***** Exercise inputs *****
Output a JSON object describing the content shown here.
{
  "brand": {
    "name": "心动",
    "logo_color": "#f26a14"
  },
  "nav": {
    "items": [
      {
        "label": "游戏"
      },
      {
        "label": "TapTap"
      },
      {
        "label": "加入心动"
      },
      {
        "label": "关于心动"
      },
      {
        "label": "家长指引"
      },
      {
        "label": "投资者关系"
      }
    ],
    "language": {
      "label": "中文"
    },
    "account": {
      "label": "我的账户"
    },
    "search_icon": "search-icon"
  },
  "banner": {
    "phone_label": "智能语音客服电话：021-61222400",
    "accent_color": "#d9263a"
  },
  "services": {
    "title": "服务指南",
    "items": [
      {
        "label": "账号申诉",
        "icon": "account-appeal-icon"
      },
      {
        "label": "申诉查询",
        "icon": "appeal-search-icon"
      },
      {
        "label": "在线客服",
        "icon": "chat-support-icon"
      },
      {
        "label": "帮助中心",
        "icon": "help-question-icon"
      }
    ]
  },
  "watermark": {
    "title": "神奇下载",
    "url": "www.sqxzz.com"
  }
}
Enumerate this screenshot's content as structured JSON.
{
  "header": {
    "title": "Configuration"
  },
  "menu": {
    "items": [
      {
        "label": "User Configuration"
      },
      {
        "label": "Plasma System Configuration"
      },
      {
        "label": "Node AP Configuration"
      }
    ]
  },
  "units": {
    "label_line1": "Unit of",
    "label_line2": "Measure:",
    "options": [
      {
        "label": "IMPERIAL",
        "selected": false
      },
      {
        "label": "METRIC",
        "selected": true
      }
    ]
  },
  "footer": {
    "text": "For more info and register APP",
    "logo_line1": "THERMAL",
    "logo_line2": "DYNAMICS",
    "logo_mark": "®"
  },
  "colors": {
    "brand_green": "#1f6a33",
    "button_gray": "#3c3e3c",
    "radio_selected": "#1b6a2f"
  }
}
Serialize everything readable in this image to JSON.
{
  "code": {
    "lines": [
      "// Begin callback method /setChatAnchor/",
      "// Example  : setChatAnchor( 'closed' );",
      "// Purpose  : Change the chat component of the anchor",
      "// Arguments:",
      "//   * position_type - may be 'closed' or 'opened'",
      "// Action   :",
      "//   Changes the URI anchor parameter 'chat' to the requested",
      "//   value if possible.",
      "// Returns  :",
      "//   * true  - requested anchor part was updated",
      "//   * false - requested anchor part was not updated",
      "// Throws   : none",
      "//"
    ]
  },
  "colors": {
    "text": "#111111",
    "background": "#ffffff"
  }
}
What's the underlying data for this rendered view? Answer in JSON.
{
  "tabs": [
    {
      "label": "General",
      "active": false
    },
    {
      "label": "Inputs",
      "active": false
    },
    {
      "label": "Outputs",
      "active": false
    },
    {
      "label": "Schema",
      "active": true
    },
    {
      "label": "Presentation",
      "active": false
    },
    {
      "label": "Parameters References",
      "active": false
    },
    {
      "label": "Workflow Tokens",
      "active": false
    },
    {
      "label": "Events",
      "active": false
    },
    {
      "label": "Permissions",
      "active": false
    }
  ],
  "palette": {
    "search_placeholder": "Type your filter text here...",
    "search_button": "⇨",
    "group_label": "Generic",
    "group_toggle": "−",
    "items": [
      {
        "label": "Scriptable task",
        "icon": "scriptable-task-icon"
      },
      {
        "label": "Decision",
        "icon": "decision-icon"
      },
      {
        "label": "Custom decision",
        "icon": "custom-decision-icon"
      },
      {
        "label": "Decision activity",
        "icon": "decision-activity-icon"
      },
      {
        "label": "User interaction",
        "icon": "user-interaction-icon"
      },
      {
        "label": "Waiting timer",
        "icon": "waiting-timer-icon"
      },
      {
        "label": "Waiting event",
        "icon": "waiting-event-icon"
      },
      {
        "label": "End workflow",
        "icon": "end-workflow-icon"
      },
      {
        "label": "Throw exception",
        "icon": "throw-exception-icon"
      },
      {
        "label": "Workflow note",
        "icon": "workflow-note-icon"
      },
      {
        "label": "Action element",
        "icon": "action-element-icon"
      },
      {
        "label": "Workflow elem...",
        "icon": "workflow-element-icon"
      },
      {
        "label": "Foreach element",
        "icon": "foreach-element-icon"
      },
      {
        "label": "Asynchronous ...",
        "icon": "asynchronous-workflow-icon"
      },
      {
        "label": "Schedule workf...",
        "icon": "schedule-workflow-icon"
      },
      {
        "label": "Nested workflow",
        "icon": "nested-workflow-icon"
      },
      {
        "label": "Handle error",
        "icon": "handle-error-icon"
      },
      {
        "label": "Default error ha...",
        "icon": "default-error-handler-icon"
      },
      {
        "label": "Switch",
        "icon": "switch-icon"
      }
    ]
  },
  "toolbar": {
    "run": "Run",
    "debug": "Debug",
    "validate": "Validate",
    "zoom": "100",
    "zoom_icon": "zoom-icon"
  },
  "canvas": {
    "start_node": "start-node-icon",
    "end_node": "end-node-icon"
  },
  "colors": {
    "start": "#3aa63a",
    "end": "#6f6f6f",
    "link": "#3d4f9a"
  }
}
*****
### Exercise
Extract, word for word, each line of the listing above.

### Solution to this exercise
Output a JSON object describing the content shown here.
{
  "brand": {
    "name": "心动",
    "logo_color": "#f26a14"
  },
  "nav": {
    "items": [
      {
        "label": "游戏"
      },
      {
        "label": "TapTap"
      },
      {
        "label": "加入心动"
      },
      {
        "label": "关于心动"
      },
      {
        "label": "家长指引"
      },
      {
        "label": "投资者关系"
      }
    ],
    "language": {
      "label": "中文"
    },
    "account": {
      "label": "我的账户"
    },
    "search_icon": "search-icon"
  },
  "banner": {
    "phone_label": "智能语音客服电话：021-61222400",
    "accent_color": "#d9263a"
  },
  "services": {
    "title": "服务指南",
    "items": [
      {
        "label": "账号申诉",
        "icon": "account-appeal-icon"
      },
      {
        "label": "申诉查询",
        "icon": "appeal-search-icon"
      },
      {
        "label": "在线客服",
        "icon": "chat-support-icon"
      },
      {
        "label": "帮助中心",
        "icon": "help-question-icon"
      }
    ]
  },
  "watermark": {
    "title": "神奇下载",
    "url": "www.sqxzz.com"
  }
}
Enumerate this screenshot's content as structured JSON.
{
  "header": {
    "title": "Configuration"
  },
  "menu": {
    "items": [
      {
        "label": "User Configuration"
      },
      {
        "label": "Plasma System Configuration"
      },
      {
        "label": "Node AP Configuration"
      }
    ]
  },
  "units": {
    "label_line1": "Unit of",
    "label_line2": "Measure:",
    "options": [
      {
        "label": "IMPERIAL",
        "selected": false
      },
      {
        "label": "METRIC",
        "selected": true
      }
    ]
  },
  "footer": {
    "text": "For more info and register APP",
    "logo_line1": "THERMAL",
    "logo_line2": "DYNAMICS",
    "logo_mark": "®"
  },
  "colors": {
    "brand_green": "#1f6a33",
    "button_gray": "#3c3e3c",
    "radio_selected": "#1b6a2f"
  }
}
Serialize everything readable in this image to JSON.
{
  "code": {
    "lines": [
      "// Begin callback method /setChatAnchor/",
      "// Example  : setChatAnchor( 'closed' );",
      "// Purpose  : Change the chat component of the anchor",
      "// Arguments:",
      "//   * position_type - may be 'closed' or 'opened'",
      "// Action   :",
      "//   Changes the URI anchor parameter 'chat' to the requested",
      "//   value if possible.",
      "// Returns  :",
      "//   * true  - requested anchor part was updated",
      "//   * false - requested anchor part was not updated",
      "// Throws   : none",
      "//"
    ]
  },
  "colors": {
    "text": "#111111",
    "background": "#ffffff"
  }
}
What's the underlying data for this rendered view? Answer in JSON.
{
  "tabs": [
    {
      "label": "General",
      "active": false
    },
    {
      "label": "Inputs",
      "active": false
    },
    {
      "label": "Outputs",
      "active": false
    },
    {
      "label": "Schema",
      "active": true
    },
    {
      "label": "Presentation",
      "active": false
    },
    {
      "label": "Parameters References",
      "active": false
    },
    {
      "label": "Workflow Tokens",
      "active": false
    },
    {
      "label": "Events",
      "active": false
    },
    {
      "label": "Permissions",
      "active": false
    }
  ],
  "palette": {
    "search_placeholder": "Type your filter text here...",
    "search_button": "⇨",
    "group_label": "Generic",
    "group_toggle": "−",
    "items": [
      {
        "label": "Scriptable task",
        "icon": "scriptable-task-icon"
      },
      {
        "label": "Decision",
        "icon": "decision-icon"
      },
      {
        "label": "Custom decision",
        "icon": "custom-decision-icon"
      },
      {
        "label": "Decision activity",
        "icon": "decision-activity-icon"
      },
      {
        "label": "User interaction",
        "icon": "user-interaction-icon"
      },
      {
        "label": "Waiting timer",
        "icon": "waiting-timer-icon"
      },
      {
        "label": "Waiting event",
        "icon": "waiting-event-icon"
      },
      {
        "label": "End workflow",
        "icon": "end-workflow-icon"
      },
      {
        "label": "Throw exception",
        "icon": "throw-exception-icon"
      },
      {
        "label": "Workflow note",
        "icon": "workflow-note-icon"
      },
      {
        "label": "Action element",
        "icon": "action-element-icon"
      },
      {
        "label": "Workflow elem...",
        "icon": "workflow-element-icon"
      },
      {
        "label": "Foreach element",
        "icon": "foreach-element-icon"
      },
      {
        "label": "Asynchronous ...",
        "icon": "asynchronous-workflow-icon"
      },
      {
        "label": "Schedule workf...",
        "icon": "schedule-workflow-icon"
      },
      {
        "label": "Nested workflow",
        "icon": "nested-workflow-icon"
      },
      {
        "label": "Handle error",
        "icon": "handle-error-icon"
      },
      {
        "label": "Default error ha...",
        "icon": "default-error-handler-icon"
      },
      {
        "label": "Switch",
        "icon": "switch-icon"
      }
    ]
  },
  "toolbar": {
    "run": "Run",
    "debug": "Debug",
    "validate": "Validate",
    "zoom": "100",
    "zoom_icon": "zoom-icon"
  },
  "canvas": {
    "start_node": "start-node-icon",
    "end_node": "end-node-icon"
  },
  "colors": {
    "start": "#3aa63a",
    "end": "#6f6f6f",
    "link": "#3d4f9a"
  }
}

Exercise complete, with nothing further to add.